● QUESTIONS À TRAITER:
- 1) Quels lieux géographiques sont nommés dans l'article sur le verdict visant le Dr Balanganayi ?
- 2) Poursuivez l'article sur le verdict visant le Dr Balanganayi à partir de sa dernière phrase.

● TEXTE À LIRE:
"""

Par Don Benjamin Makolo
Le Tribunal de grande instance de Kinshasa/Kinkole a rendu, ce vendredi 3 avril 2026, son verdict dans l’affaire impliquant le Dr David Balanganayi, poursuivi pour coups et blessures simples. À l’issue de la procédure, le praticien a été condamné à une peine de deux mois de prison assortie de sursis.
Cette décision signifie que le condamné ne purgera pas immédiatement sa peine, sauf en cas de récidive, conformément aux dispositions prévues par la législation pénale en vigueur en République démocratique du Congo.
En ce qui concerne les réparations civiles, la juridiction a également condamné l’État congolais à indemniser les parties civiles. Toutefois, les montants alloués, compris entre 2,5 millions et 3 millions de francs congolais, suscitent déjà des réactions mitigées. Plusieurs observateurs estiment ces sommes relativement faibles au regard du préjudice subi.

"""

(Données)
"""

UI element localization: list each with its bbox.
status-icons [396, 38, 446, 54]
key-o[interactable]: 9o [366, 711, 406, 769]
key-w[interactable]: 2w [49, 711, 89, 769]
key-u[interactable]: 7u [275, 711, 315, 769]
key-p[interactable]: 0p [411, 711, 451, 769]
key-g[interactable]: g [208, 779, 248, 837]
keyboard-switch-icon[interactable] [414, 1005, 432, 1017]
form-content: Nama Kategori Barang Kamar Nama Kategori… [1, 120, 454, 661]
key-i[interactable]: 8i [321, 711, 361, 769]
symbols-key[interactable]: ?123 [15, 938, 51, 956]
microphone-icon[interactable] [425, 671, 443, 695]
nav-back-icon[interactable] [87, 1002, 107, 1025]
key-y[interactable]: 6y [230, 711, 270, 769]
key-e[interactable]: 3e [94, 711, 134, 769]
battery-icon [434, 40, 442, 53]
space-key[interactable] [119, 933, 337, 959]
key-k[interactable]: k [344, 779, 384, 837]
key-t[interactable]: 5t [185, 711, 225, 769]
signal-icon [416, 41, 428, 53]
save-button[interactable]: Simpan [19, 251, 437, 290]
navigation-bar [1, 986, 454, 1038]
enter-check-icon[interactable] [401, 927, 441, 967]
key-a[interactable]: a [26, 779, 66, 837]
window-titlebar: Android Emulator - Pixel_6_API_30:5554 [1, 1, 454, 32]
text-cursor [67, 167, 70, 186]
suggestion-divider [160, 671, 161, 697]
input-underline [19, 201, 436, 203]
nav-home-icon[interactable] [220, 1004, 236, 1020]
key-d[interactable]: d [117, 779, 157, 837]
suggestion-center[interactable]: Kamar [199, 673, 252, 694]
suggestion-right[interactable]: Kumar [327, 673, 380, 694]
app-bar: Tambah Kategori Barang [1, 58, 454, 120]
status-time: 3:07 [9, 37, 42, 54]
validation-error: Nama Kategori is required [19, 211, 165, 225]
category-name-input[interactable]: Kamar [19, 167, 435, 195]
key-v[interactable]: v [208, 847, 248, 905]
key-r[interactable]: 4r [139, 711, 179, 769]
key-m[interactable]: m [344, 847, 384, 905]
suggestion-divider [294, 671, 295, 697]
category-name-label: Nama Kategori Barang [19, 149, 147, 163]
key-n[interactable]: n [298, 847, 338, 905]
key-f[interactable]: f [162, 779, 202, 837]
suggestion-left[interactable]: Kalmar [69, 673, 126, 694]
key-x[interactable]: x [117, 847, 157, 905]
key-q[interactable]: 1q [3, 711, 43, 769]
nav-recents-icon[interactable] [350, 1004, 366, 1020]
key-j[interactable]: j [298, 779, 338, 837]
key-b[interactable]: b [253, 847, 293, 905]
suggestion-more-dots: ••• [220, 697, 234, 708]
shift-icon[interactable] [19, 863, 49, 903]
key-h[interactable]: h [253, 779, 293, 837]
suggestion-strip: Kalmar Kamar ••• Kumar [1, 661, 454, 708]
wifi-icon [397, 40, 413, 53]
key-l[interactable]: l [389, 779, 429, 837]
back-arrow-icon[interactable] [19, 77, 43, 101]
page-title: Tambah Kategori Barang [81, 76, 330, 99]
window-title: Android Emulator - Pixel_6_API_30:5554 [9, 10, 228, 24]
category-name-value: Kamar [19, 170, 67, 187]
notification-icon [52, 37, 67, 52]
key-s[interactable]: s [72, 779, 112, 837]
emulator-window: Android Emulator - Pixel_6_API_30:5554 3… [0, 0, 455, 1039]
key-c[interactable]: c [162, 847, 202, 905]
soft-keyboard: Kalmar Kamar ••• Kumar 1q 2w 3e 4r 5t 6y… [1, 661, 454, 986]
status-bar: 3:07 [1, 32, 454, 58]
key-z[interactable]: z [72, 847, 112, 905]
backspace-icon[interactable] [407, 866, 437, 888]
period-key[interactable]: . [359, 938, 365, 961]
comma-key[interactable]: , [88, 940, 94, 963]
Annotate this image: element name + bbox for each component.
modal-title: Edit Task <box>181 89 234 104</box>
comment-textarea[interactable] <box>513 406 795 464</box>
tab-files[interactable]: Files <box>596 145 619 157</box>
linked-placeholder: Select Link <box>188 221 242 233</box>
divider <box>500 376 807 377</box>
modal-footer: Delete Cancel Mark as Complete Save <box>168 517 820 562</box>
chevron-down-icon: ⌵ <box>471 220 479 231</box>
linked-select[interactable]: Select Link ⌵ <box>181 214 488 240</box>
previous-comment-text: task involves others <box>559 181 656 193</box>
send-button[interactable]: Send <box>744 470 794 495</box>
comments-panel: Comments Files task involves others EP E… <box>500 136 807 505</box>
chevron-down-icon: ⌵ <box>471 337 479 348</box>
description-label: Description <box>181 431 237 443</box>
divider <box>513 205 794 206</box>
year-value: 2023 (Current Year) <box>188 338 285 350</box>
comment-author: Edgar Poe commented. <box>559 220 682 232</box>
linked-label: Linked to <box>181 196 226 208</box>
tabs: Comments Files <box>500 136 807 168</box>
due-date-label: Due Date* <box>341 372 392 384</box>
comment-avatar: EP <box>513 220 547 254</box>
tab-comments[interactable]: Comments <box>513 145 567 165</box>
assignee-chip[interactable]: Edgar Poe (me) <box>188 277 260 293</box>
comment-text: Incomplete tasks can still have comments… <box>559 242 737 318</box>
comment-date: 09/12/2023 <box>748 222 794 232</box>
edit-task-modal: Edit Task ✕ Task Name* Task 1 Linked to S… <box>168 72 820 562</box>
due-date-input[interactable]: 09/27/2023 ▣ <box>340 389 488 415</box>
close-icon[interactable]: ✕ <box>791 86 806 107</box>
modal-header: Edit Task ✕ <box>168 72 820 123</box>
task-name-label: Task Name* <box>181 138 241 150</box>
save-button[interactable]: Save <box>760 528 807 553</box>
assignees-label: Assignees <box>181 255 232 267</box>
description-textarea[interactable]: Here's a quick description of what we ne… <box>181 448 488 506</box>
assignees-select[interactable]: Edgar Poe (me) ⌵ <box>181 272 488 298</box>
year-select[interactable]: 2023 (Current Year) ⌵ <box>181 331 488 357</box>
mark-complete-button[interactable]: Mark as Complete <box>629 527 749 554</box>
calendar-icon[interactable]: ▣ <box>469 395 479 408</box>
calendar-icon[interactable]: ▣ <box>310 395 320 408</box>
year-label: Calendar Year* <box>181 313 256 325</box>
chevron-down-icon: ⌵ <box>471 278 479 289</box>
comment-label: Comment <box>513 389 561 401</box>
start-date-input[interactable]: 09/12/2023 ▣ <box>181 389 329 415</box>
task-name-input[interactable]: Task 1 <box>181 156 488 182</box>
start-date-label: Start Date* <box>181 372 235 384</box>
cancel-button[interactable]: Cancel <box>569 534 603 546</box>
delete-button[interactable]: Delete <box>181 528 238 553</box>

"""

● RÉPONSES PAR POINT:
- 1) Kinshasa, Kinkole, République démocratique du Congo

- 2)
Du côté de la défense, la réaction ne s’est pas fait attendre. S’exprimant au micro de Radio France Internationale, l’avocat du Dr Balanganayi a déclaré : « Je ramène mon client à la maison », traduisant ainsi sa satisfaction quant à l’issue du procès.
Cette affaire relance le débat sur l’évaluation des dommages et intérêts en matière de violences physiques en RDC, ainsi que sur la perception des décisions judiciaires par l’opinion publique.